-- Task a --
Could you format the rows, from the one with "I need the location" up to and including the one with "svg-text:4 Dec 2014: 4", as a Markdown table with a No. column numbering each row and an Entry column holding its line, leaving out blank lines and the pictures?

Can you tell what colour the RGB combination (0,255,255) would refer to? This would be a combination of no red + bright green + bright blue, in other words CYAN.

Graphics programs such as Paint Shop Pro define a foreground/stroke colour and a background/fill colour. The forecolour is used by various tools, such as the airbrush, paintbrush, pencil, paint bucket etc. You can set these colours using the materials palette - if the materials palette is not visible you can display it by pressing F6 or choosing View > Palettes > Materials. To change the foreground colour click either of the top two rectangles in the materials palette:

This will open a material properties dialogue with a colour wheel where you can select a new foreground colour. You can also background colour by clicking one of the rectangles at the right of the palette. Clicking the double-headed arrow swaps the foreground and background colours.

When you are working in Paint Shop Pro you can also change the foreground colour using the Dropper tool . Click any part of the image with the dropper tool  to 'pick up' the colour of that pixel and make it the new foreground colour. Instead of using the eye dropper tool you can also sometimes pick up colour (redefine the foreground colour) by Ctrl-clicking the picture but this only works when certain brushes are selected.

Finally, note that it is possible to paint with a gradient or a texture instead of a plain colour - you can do this by pressing the buttons that look like small black circles in the above image.

-- Input --
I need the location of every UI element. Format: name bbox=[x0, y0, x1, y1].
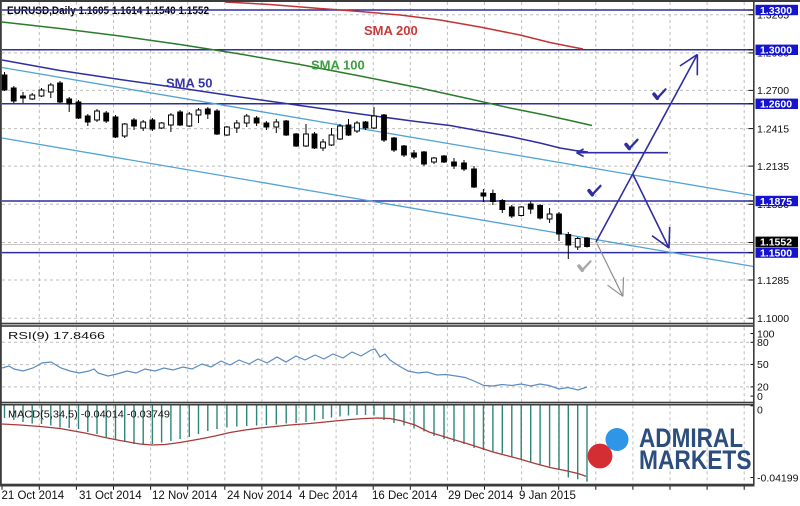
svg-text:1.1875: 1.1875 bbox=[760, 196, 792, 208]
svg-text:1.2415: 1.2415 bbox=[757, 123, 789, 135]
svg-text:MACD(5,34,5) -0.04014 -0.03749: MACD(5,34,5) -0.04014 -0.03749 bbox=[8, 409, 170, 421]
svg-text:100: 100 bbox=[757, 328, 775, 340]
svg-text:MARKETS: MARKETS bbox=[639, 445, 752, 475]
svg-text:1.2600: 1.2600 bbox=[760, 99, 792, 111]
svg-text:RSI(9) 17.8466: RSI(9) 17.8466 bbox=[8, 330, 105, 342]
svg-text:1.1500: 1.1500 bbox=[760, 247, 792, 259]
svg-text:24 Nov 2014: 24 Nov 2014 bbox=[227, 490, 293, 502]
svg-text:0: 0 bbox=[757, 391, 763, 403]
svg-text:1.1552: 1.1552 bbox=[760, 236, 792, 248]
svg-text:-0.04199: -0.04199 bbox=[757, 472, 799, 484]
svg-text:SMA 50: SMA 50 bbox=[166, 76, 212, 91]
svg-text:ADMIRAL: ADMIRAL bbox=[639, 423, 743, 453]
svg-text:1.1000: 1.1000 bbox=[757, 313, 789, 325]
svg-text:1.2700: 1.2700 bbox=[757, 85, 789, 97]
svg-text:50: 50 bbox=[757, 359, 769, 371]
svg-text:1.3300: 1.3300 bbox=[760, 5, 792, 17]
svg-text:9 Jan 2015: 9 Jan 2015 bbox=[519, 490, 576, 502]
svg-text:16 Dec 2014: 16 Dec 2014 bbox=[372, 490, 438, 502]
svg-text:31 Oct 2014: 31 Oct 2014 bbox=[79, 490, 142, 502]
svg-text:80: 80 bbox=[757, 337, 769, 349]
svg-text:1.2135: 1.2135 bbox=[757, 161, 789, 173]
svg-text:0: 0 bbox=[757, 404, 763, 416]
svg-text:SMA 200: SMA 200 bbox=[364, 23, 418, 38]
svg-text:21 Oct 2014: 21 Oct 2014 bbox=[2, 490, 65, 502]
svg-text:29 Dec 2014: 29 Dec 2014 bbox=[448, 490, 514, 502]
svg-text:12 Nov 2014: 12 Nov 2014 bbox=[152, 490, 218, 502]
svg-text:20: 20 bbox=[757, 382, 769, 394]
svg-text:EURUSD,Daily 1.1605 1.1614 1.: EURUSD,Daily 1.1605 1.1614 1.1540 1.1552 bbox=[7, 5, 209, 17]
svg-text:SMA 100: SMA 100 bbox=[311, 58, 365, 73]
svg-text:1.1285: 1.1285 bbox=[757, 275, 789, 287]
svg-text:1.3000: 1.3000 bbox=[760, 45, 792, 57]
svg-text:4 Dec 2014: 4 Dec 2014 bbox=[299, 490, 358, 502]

...

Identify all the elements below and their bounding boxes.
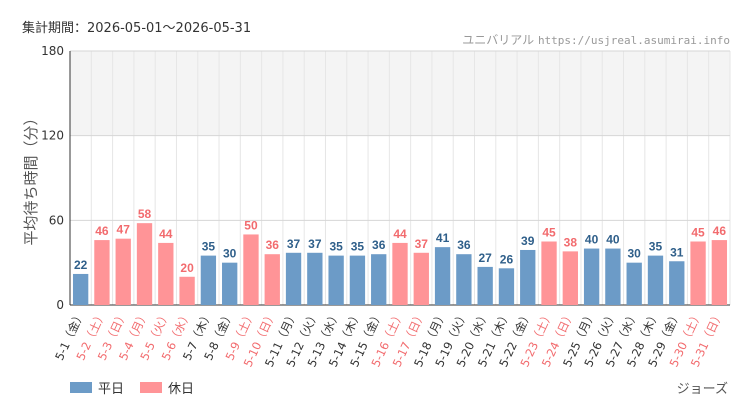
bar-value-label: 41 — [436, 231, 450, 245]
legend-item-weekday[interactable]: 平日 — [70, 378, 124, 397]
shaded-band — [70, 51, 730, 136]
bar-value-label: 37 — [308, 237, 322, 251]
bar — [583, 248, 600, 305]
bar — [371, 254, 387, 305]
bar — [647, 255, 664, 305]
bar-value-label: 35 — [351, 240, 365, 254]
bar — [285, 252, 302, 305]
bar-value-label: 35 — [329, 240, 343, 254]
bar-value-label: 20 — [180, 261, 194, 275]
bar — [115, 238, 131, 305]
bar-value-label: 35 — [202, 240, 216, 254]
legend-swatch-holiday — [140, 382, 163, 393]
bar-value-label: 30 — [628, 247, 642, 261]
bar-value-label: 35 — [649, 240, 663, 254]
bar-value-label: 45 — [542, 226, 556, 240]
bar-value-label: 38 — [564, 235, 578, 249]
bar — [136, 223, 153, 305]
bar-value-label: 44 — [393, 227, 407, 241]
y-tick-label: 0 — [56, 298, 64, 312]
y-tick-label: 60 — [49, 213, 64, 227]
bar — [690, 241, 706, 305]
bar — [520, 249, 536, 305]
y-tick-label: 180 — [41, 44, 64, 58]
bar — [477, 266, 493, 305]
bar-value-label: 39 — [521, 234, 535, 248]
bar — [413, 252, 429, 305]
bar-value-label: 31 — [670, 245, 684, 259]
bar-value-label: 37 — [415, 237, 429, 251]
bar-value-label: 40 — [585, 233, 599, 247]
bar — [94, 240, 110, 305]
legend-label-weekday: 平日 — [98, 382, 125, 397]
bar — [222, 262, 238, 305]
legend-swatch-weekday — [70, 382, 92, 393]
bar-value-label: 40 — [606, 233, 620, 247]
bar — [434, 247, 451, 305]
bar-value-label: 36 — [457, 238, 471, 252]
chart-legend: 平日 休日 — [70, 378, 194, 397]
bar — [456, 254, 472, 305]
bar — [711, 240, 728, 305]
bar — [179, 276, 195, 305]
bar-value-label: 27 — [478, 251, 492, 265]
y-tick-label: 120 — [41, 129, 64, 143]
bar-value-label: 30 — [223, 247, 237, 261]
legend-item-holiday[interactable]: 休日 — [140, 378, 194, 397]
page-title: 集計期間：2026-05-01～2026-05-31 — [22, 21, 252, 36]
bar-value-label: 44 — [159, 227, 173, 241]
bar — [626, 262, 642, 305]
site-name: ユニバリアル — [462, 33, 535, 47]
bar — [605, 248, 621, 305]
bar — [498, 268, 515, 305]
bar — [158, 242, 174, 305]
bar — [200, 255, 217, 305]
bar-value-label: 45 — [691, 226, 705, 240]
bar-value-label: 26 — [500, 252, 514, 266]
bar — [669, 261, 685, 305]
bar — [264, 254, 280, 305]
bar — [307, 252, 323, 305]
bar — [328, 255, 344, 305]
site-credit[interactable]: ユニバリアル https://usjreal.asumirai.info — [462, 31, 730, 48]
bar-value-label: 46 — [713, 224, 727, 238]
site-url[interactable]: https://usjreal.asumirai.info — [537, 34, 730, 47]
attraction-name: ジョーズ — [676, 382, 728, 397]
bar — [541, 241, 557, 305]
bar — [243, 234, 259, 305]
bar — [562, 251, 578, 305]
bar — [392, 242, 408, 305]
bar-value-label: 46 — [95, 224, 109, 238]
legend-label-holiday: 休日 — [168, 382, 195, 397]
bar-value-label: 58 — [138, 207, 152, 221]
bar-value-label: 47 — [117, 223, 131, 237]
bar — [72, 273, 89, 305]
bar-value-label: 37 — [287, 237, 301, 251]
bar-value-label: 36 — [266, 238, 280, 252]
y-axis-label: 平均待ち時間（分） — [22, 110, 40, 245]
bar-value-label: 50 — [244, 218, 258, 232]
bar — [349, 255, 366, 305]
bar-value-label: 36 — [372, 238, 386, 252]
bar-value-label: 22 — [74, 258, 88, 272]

-- Task b --
Can you give the Paint Shop Pro color text again from "Can you tell" up to and including "other words CYAN.", replacing "combination" with "mix"?

-- Correct answer a --
| No. | Entry |
|---|---|
| 1 | I need the location of every UI element. Format: name bbox=[x0, y0, x1, y1]. |
| 2 | svg-text:1.1875: 1.1875 bbox=[760, 196, 792, 208] |
| 3 | svg-text:1.2415: 1.2415 bbox=[757, 123, 789, 135] |
| 4 | svg-text:MACD(5,34,5) -0.04014 -0.03749: MACD(5,34,5) -0.04014 -0.03749 bbox=[8, 409, 170, 421] |
| 5 | svg-text:100: 100 bbox=[757, 328, 775, 340] |
| 6 | svg-text:MARKETS: MARKETS bbox=[639, 445, 752, 475] |
| 7 | svg-text:1.2600: 1.2600 bbox=[760, 99, 792, 111] |
| 8 | svg-text:RSI(9) 17.8466: RSI(9) 17.8466 bbox=[8, 330, 105, 342] |
| 9 | svg-text:1.1500: 1.1500 bbox=[760, 247, 792, 259] |
| 10 | svg-text:24 Nov 2014: 24 Nov 2014 bbox=[227, 490, 293, 502] |
| 11 | svg-text:0: 0 bbox=[757, 391, 763, 403] |
| 12 | svg-text:1.1552: 1.1552 bbox=[760, 236, 792, 248] |
| 13 | svg-text:-0.04199: -0.04199 bbox=[757, 472, 799, 484] |
| 14 | svg-text:SMA 50: SMA 50 bbox=[166, 76, 212, 91] |
| 15 | svg-text:ADMIRAL: ADMIRAL bbox=[639, 423, 743, 453] |
| 16 | svg-text:1.1000: 1.1000 bbox=[757, 313, 789, 325] |
| 17 | svg-text:1.2700: 1.2700 bbox=[757, 85, 789, 97] |
| 18 | svg-text:50: 50 bbox=[757, 359, 769, 371] |
| 19 | svg-text:1.3300: 1.3300 bbox=[760, 5, 792, 17] |
| 20 | svg-text:9 Jan 2015: 9 Jan 2015 bbox=[519, 490, 576, 502] |
| 21 | svg-text:16 Dec 2014: 16 Dec 2014 bbox=[372, 490, 438, 502] |
| 22 | svg-text:31 Oct 2014: 31 Oct 2014 bbox=[79, 490, 142, 502] |
| 23 | svg-text:80: 80 bbox=[757, 337, 769, 349] |
| 24 | svg-text:1.2135: 1.2135 bbox=[757, 161, 789, 173] |
| 25 | svg-text:0: 0 bbox=[757, 404, 763, 416] |
| 26 | svg-text:SMA 200: SMA 200 bbox=[364, 23, 418, 38] |
| 27 | svg-text:21 Oct 2014: 21 Oct 2014 bbox=[2, 490, 65, 502] |
| 28 | svg-text:29 Dec 2014: 29 Dec 2014 bbox=[448, 490, 514, 502] |
| 29 | svg-text:12 Nov 2014: 12 Nov 2014 bbox=[152, 490, 218, 502] |
| 30 | svg-text:20: 20 bbox=[757, 382, 769, 394] |
| 31 | svg-text:EURUSD,Daily 1.1605 1.1614 1.: EURUSD,Daily 1.1605 1.1614 1.1540 1.1552 bbox=[7, 5, 209, 17] |
| 32 | svg-text:SMA 100: SMA 100 bbox=[311, 58, 365, 73] |
| 33 | svg-text:1.1285: 1.1285 bbox=[757, 275, 789, 287] |
| 34 | svg-text:1.3000: 1.3000 bbox=[760, 45, 792, 57] |
| 35 | svg-text:4 Dec 2014: 4 Dec 2014 bbox=[299, 490, 358, 502] |

-- Correct answer b --
Can you tell what colour the RGB mix (0,255,255) would refer to? This would be a mix of no red + bright green + bright blue, in other words CYAN.